What the task asks ▸ Find the lines that hold the word "open" and return them.

## start Dataset content

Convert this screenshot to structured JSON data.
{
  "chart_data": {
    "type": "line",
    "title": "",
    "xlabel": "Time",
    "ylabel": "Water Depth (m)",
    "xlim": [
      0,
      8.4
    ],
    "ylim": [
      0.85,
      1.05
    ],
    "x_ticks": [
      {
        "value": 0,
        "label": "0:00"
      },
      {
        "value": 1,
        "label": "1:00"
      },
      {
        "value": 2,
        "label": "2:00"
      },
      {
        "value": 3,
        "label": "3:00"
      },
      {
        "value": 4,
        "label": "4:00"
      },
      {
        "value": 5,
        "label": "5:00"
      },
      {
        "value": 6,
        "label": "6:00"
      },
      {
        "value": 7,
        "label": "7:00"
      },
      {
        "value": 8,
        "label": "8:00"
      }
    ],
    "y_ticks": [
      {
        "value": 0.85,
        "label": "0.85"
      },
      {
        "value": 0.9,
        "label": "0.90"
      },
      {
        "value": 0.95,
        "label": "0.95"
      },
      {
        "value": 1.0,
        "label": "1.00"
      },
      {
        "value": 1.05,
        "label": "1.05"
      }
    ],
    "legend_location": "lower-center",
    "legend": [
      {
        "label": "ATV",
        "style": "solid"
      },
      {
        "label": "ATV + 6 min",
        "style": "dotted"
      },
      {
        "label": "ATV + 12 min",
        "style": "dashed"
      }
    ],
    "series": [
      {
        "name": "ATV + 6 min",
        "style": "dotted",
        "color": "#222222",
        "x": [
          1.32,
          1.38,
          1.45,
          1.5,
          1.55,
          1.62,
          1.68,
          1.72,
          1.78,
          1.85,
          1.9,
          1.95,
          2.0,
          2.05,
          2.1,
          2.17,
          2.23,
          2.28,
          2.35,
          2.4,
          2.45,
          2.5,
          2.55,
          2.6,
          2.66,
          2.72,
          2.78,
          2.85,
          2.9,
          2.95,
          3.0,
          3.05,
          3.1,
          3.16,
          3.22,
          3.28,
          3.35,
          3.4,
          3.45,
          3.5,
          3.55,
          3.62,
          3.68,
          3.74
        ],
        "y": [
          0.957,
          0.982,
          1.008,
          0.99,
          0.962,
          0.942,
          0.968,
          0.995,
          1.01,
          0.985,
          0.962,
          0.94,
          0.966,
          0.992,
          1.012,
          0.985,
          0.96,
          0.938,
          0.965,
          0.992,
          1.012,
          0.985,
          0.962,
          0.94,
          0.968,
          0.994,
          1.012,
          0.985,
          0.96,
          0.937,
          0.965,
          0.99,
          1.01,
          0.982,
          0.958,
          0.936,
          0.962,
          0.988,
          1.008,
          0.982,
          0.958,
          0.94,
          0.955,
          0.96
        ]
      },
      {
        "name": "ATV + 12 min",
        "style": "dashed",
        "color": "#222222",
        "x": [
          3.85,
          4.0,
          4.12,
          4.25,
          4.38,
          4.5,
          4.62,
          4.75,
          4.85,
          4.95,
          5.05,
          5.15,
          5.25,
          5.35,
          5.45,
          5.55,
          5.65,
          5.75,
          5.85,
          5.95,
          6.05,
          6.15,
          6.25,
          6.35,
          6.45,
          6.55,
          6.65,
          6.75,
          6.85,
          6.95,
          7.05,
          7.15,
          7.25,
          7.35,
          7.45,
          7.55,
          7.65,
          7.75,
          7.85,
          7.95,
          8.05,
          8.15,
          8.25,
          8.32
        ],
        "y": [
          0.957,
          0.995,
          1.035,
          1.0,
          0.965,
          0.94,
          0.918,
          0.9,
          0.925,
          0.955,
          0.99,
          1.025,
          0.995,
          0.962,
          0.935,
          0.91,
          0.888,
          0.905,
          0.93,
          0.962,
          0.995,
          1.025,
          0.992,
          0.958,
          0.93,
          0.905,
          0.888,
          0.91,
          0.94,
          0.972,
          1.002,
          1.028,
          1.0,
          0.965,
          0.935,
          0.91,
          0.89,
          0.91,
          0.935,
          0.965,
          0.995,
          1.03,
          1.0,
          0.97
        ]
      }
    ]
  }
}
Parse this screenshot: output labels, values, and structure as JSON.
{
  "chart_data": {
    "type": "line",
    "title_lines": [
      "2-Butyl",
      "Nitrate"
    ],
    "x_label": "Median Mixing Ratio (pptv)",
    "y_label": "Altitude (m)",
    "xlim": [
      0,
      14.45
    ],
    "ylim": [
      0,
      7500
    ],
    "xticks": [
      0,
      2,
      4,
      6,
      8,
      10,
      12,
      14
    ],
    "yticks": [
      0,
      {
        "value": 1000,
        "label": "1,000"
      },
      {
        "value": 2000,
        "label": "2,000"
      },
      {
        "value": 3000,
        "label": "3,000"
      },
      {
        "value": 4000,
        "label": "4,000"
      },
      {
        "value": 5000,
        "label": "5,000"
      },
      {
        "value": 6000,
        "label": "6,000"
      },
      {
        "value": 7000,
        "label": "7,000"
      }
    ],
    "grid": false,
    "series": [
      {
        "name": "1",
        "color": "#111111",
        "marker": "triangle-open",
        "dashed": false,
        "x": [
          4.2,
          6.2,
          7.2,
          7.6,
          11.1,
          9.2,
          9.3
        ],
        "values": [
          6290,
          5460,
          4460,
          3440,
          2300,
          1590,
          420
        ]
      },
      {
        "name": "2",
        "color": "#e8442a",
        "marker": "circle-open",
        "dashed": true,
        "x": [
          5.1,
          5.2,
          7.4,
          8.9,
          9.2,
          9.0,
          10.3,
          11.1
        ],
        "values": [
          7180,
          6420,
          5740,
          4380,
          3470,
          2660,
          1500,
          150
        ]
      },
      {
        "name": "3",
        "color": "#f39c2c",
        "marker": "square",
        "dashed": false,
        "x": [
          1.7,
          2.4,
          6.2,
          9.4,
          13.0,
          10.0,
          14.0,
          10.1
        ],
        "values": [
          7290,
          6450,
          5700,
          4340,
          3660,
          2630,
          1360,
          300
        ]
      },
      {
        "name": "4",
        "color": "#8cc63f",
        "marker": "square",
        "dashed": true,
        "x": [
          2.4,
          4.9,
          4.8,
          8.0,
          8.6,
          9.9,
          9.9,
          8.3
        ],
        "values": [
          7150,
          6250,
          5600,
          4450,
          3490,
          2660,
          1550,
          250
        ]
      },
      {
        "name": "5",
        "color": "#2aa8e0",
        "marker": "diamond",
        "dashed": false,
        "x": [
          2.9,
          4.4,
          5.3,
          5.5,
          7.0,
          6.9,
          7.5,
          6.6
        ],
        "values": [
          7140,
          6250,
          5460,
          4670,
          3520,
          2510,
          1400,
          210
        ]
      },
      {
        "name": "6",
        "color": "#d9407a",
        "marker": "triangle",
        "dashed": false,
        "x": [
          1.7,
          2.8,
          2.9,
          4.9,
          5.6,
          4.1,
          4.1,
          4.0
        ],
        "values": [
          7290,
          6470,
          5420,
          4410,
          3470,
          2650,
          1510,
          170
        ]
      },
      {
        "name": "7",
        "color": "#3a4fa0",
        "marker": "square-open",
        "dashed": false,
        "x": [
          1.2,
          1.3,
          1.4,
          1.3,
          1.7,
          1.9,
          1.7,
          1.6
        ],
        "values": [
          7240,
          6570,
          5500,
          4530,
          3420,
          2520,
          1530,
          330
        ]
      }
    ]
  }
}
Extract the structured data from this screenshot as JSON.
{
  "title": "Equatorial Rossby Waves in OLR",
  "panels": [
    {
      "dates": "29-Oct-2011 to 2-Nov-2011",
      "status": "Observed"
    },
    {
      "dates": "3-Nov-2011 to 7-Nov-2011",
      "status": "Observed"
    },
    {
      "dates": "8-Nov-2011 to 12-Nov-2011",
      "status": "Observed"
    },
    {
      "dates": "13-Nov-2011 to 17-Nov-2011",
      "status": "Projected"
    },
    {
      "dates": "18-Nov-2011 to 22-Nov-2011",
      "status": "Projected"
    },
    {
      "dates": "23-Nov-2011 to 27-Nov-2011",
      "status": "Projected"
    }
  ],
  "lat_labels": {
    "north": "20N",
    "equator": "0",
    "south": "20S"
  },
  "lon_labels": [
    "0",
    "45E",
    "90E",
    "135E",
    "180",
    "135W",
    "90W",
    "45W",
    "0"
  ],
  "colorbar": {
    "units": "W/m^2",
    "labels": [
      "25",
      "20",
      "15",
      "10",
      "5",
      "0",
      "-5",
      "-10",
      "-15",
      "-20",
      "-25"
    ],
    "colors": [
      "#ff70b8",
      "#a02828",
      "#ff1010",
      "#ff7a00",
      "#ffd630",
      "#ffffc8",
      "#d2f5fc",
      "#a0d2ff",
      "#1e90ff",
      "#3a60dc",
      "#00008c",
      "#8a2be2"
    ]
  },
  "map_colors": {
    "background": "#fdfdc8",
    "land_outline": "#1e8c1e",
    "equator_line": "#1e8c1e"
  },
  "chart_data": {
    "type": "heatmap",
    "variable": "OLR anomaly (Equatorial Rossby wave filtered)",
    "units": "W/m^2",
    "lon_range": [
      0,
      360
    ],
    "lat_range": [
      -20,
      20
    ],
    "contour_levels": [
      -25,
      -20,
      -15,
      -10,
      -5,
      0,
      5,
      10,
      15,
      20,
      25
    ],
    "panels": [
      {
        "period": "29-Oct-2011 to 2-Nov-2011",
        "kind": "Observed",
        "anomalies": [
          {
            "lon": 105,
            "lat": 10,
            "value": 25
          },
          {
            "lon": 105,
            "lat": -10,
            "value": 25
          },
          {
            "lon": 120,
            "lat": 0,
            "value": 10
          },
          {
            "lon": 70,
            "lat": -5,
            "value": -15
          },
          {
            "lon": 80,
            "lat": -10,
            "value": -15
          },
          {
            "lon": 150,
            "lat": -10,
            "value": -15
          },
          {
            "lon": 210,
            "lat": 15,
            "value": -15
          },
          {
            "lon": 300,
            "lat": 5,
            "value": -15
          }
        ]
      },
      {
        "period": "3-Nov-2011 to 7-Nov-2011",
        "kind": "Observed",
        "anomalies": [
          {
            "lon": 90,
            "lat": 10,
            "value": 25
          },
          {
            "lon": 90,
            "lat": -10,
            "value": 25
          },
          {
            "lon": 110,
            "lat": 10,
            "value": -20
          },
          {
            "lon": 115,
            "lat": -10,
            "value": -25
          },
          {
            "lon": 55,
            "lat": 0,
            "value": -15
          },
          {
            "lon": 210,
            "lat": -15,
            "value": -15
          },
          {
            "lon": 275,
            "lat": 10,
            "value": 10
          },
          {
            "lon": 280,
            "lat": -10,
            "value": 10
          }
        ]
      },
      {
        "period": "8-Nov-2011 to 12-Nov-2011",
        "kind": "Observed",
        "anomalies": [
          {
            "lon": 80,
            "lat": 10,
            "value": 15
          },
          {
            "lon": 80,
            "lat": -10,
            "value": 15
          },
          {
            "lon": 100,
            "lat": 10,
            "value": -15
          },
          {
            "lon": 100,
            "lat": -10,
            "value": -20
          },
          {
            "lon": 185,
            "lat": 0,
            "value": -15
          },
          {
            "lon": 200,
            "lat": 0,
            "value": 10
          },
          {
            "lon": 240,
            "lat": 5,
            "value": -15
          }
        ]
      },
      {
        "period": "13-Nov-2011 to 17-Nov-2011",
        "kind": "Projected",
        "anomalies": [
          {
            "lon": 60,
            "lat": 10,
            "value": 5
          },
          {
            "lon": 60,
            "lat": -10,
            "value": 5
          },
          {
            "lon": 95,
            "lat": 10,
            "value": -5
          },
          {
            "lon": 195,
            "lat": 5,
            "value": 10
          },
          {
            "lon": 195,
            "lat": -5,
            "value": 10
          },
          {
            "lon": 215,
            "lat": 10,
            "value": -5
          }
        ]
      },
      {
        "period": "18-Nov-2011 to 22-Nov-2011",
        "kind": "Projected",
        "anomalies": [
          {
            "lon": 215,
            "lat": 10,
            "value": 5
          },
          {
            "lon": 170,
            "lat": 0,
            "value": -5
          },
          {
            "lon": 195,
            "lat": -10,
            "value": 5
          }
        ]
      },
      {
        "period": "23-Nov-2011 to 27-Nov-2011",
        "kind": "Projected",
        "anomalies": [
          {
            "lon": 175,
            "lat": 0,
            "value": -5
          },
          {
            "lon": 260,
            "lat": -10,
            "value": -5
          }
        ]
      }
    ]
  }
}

## end Dataset content

Answer below ▸
        "marker": "triangle-open",
        "marker": "circle-open",
        "marker": "square-open",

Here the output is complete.